=== Written instruction ===
Transcribe every line of the records verbatim.

=== Entries ===
========

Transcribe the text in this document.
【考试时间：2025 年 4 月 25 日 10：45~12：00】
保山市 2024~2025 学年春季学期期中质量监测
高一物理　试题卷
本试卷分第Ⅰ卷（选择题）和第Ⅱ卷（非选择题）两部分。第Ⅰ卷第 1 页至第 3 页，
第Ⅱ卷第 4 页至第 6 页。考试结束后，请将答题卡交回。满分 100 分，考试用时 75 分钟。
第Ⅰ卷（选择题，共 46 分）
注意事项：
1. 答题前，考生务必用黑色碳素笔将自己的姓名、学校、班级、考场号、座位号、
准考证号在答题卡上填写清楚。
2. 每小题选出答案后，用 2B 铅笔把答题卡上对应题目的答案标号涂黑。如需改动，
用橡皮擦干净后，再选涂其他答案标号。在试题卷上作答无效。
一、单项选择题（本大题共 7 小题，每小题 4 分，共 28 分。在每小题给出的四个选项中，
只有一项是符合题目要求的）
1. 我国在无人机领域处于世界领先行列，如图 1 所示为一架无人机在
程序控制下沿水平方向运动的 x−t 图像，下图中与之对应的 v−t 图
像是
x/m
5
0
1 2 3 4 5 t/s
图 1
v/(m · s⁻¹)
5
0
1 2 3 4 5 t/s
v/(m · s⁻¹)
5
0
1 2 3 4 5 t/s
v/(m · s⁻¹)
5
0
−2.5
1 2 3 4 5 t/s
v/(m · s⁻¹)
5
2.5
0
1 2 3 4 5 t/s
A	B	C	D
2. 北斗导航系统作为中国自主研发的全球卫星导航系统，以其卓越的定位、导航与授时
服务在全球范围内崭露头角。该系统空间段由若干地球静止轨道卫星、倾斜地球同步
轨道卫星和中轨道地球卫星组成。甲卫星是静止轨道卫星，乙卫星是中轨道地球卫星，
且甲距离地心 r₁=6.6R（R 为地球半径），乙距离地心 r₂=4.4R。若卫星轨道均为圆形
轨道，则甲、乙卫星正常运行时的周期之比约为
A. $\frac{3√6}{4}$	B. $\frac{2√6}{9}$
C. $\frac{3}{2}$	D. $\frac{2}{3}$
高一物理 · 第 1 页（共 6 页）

========

=== Task answer ===
Transcribe the text in this document.
【考试时间：2025 年 4 月 25 日 10：45~12：00】
保山市 2024~2025 学年春季学期期中质量监测
高一物理　试题卷
本试卷分第Ⅰ卷（选择题）和第Ⅱ卷（非选择题）两部分。第Ⅰ卷第 1 页至第 3 页，
第Ⅱ卷第 4 页至第 6 页。考试结束后，请将答题卡交回。满分 100 分，考试用时 75 分钟。
第Ⅰ卷（选择题，共 46 分）
注意事项：
1. 答题前，考生务必用黑色碳素笔将自己的姓名、学校、班级、考场号、座位号、
准考证号在答题卡上填写清楚。
2. 每小题选出答案后，用 2B 铅笔把答题卡上对应题目的答案标号涂黑。如需改动，
用橡皮擦干净后，再选涂其他答案标号。在试题卷上作答无效。
一、单项选择题（本大题共 7 小题，每小题 4 分，共 28 分。在每小题给出的四个选项中，
只有一项是符合题目要求的）
1. 我国在无人机领域处于世界领先行列，如图 1 所示为一架无人机在
程序控制下沿水平方向运动的 x−t 图像，下图中与之对应的 v−t 图
像是
x/m
5
0
1 2 3 4 5 t/s
图 1
v/(m · s⁻¹)
5
0
1 2 3 4 5 t/s
v/(m · s⁻¹)
5
0
1 2 3 4 5 t/s
v/(m · s⁻¹)
5
0
−2.5
1 2 3 4 5 t/s
v/(m · s⁻¹)
5
2.5
0
1 2 3 4 5 t/s
A	B	C	D
2. 北斗导航系统作为中国自主研发的全球卫星导航系统，以其卓越的定位、导航与授时
服务在全球范围内崭露头角。该系统空间段由若干地球静止轨道卫星、倾斜地球同步
轨道卫星和中轨道地球卫星组成。甲卫星是静止轨道卫星，乙卫星是中轨道地球卫星，
且甲距离地心 r₁=6.6R（R 为地球半径），乙距离地心 r₂=4.4R。若卫星轨道均为圆形
轨道，则甲、乙卫星正常运行时的周期之比约为
A. $\frac{3√6}{4}$	B. $\frac{2√6}{9}$
C. $\frac{3}{2}$	D. $\frac{2}{3}$
高一物理 · 第 1 页（共 6 页）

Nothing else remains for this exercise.